(MATERIAL)
========================================================================

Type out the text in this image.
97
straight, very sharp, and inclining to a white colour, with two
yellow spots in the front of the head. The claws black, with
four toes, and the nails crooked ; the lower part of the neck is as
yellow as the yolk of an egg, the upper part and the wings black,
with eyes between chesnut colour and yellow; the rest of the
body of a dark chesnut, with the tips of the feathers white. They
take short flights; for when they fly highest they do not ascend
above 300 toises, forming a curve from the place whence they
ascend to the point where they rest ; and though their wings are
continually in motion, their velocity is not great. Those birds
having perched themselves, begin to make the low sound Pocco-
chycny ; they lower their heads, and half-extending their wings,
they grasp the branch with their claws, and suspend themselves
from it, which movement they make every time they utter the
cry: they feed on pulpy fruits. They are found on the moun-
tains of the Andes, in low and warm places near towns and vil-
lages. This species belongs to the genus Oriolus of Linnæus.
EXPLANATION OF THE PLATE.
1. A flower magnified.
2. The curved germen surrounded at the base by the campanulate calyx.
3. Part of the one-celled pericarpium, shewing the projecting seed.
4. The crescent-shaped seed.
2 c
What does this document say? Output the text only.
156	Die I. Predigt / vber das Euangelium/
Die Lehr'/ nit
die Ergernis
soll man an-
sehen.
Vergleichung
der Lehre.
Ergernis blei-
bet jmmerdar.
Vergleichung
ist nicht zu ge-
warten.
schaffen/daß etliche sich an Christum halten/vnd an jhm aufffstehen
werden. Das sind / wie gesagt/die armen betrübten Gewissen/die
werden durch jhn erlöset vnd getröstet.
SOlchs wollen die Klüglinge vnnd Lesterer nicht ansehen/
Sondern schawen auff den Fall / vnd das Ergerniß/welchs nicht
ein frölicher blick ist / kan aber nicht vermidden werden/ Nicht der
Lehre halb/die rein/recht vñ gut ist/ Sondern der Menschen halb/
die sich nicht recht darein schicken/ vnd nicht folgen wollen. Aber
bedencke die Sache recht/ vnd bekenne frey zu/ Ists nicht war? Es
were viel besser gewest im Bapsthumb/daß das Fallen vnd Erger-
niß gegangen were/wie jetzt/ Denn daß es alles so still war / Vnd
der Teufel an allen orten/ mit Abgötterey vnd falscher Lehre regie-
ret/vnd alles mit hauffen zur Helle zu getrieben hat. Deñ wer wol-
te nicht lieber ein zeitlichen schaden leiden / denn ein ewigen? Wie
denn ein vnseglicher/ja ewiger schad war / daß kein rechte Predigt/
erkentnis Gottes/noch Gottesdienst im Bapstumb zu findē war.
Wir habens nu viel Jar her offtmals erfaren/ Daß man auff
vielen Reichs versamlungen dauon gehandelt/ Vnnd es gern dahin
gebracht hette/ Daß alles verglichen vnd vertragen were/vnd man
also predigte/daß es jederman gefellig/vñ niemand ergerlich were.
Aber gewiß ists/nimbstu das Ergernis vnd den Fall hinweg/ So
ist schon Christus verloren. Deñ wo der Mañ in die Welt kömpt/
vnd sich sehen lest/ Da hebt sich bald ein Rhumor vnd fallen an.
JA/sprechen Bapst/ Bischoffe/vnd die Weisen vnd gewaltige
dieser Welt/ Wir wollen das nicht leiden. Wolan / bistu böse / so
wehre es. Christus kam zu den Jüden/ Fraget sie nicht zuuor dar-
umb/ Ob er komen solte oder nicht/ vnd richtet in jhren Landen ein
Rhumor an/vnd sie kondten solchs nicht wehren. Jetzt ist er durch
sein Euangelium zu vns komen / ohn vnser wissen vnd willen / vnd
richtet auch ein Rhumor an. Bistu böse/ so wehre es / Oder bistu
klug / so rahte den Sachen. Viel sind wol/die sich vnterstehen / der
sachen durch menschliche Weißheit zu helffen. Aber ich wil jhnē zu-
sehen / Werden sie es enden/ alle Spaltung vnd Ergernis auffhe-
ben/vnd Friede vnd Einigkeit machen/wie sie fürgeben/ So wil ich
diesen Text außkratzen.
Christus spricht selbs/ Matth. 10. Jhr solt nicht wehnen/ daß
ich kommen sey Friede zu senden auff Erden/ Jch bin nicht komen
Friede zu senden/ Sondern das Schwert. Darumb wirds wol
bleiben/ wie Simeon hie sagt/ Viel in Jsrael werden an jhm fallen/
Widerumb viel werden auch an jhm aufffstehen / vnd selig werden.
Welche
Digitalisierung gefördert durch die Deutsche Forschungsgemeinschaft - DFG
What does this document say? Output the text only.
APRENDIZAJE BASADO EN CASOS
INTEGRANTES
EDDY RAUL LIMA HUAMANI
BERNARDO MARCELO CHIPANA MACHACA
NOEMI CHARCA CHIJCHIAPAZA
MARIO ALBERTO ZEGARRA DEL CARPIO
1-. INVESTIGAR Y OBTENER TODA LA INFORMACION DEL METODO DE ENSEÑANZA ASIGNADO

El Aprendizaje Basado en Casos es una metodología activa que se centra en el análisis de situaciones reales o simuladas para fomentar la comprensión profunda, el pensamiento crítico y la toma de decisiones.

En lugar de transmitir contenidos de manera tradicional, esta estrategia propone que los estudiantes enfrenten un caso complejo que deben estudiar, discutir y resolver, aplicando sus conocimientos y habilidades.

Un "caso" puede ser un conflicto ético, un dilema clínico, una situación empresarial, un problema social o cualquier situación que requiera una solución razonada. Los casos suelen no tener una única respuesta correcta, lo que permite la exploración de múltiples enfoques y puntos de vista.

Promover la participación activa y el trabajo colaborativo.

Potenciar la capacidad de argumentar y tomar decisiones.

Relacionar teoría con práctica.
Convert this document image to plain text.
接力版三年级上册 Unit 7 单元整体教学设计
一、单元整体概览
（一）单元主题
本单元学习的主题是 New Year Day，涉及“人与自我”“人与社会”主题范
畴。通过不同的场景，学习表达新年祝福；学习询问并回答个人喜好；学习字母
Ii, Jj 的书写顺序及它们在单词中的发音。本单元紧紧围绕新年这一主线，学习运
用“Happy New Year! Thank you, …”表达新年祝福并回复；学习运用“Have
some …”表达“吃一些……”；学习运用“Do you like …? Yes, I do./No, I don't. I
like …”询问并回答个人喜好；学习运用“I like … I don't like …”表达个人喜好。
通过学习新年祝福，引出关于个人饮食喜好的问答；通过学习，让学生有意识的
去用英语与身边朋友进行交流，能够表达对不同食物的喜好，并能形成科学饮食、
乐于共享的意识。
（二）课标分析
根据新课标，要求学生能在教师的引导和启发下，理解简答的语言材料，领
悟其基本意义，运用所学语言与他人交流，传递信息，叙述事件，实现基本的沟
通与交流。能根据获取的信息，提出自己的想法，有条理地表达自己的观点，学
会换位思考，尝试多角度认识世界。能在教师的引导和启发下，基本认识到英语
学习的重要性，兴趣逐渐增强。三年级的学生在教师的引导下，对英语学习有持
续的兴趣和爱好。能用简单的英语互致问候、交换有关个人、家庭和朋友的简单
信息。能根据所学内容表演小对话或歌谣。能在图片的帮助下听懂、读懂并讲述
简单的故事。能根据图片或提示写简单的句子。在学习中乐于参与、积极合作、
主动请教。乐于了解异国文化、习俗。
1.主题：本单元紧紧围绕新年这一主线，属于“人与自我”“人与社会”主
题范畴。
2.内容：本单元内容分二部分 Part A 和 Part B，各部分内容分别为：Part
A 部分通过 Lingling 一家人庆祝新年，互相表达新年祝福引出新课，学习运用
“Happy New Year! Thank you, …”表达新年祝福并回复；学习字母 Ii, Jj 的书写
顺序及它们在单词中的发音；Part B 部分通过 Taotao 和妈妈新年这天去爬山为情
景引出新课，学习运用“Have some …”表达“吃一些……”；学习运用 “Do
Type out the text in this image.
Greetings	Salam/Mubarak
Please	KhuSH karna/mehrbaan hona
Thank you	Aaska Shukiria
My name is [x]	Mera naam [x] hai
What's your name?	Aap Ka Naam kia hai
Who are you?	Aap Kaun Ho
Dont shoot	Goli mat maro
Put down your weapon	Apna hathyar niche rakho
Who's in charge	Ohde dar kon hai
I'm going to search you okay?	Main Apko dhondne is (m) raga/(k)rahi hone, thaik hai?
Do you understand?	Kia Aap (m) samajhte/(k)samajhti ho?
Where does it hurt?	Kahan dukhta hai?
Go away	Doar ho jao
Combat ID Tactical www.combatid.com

========================================================================

(REQUIREMENT)
Which lines of the material contain the string "decisiones"? List each of them.

(RESULT FOR THIS TASK)
El Aprendizaje Basado en Casos es una metodología activa que se centra en el análisis de situaciones reales o simuladas para fomentar la comprensión profunda, el pensamiento crítico y la toma de decisiones.
Potenciar la capacidad de argumentar y tomar decisiones.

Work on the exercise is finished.